Task to carry out » Copy down every line where the string "közölt" shows up.

Task material »

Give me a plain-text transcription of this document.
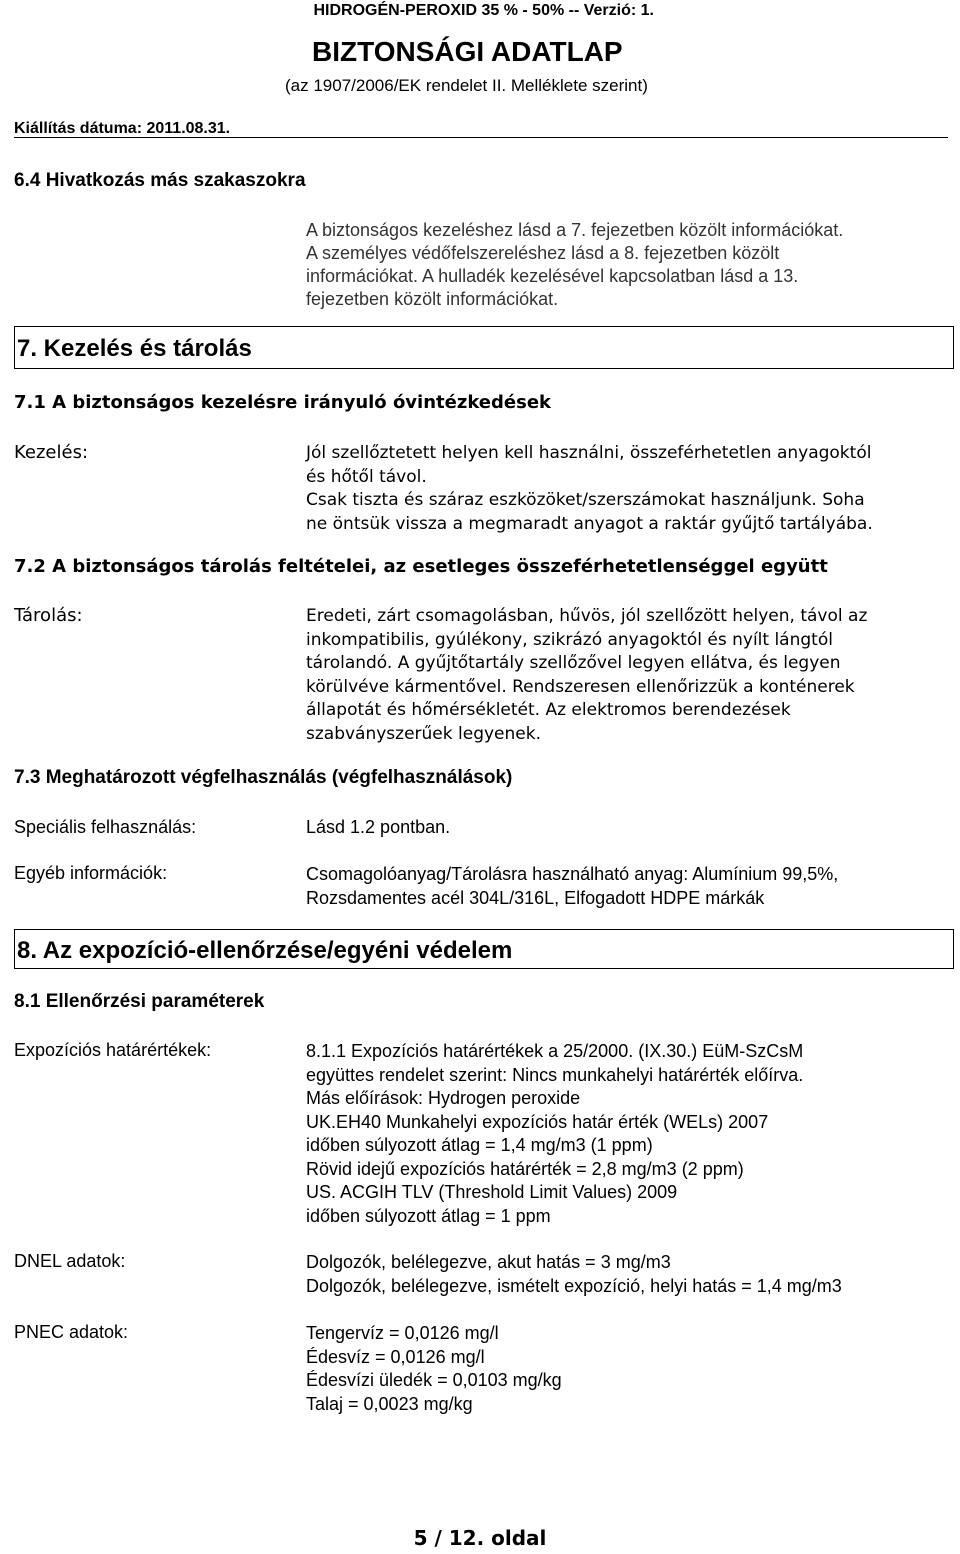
HIDROGÉN-PEROXID 35 % - 50% -- Verzió: 1.
BIZTONSÁGI ADATLAP
(az 1907/2006/EK rendelet II. Melléklete szerint)
Kiállítás dátuma: 2011.08.31.
6.4 Hivatkozás más szakaszokra
A biztonságos kezeléshez lásd a 7. fejezetben közölt információkat.
A személyes védőfelszereléshez lásd a 8. fejezetben közölt
információkat. A hulladék kezelésével kapcsolatban lásd a 13.
fejezetben közölt információkat.
7. Kezelés és tárolás
7.1 A biztonságos kezelésre irányuló óvintézkedések
Kezelés:	Jól szellőztetett helyen kell használni, összeférhetetlen anyagoktól
és hőtől távol.
Csak tiszta és száraz eszközöket/szerszámokat használjunk. Soha
ne öntsük vissza a megmaradt anyagot a raktár gyűjtő tartályába.
7.2 A biztonságos tárolás feltételei, az esetleges összeférhetetlenséggel együtt
Tárolás:	Eredeti, zárt csomagolásban, hűvös, jól szellőzött helyen, távol az
inkompatibilis, gyúlékony, szikrázó anyagoktól és nyílt lángtól
tárolandó. A gyűjtőtartály szellőzővel legyen ellátva, és legyen
körülvéve kármentővel. Rendszeresen ellenőrizzük a konténerek
állapotát és hőmérsékletét. Az elektromos berendezések
szabványszerűek legyenek.
7.3 Meghatározott végfelhasználás (végfelhasználások)
Speciális felhasználás:	Lásd 1.2 pontban.
Egyéb információk:	Csomagolóanyag/Tárolásra használható anyag: Alumínium 99,5%,
Rozsdamentes acél 304L/316L, Elfogadott HDPE márkák
8. Az expozíció-ellenőrzése/egyéni védelem
8.1 Ellenőrzési paraméterek
Expozíciós határértékek:	8.1.1 Expozíciós határértékek a 25/2000. (IX.30.) EüM-SzCsM
együttes rendelet szerint: Nincs munkahelyi határérték előírva.
Más előírások: Hydrogen peroxide
UK.EH40 Munkahelyi expozíciós határ érték (WELs) 2007
időben súlyozott átlag = 1,4 mg/m3 (1 ppm)
Rövid idejű expozíciós határérték = 2,8 mg/m3 (2 ppm)
US. ACGIH TLV (Threshold Limit Values) 2009
időben súlyozott átlag = 1 ppm
DNEL adatok:	Dolgozók, belélegezve, akut hatás = 3 mg/m3
Dolgozók, belélegezve, ismételt expozíció, helyi hatás = 1,4 mg/m3
PNEC adatok:	Tengervíz = 0,0126 mg/l
Édesvíz = 0,0126 mg/l
Édesvízi üledék = 0,0103 mg/kg
Talaj = 0,0023 mg/kg
5 / 12. oldal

Reply to the task »
A biztonságos kezeléshez lásd a 7. fejezetben közölt információkat.
A személyes védőfelszereléshez lásd a 8. fejezetben közölt
fejezetben közölt információkat.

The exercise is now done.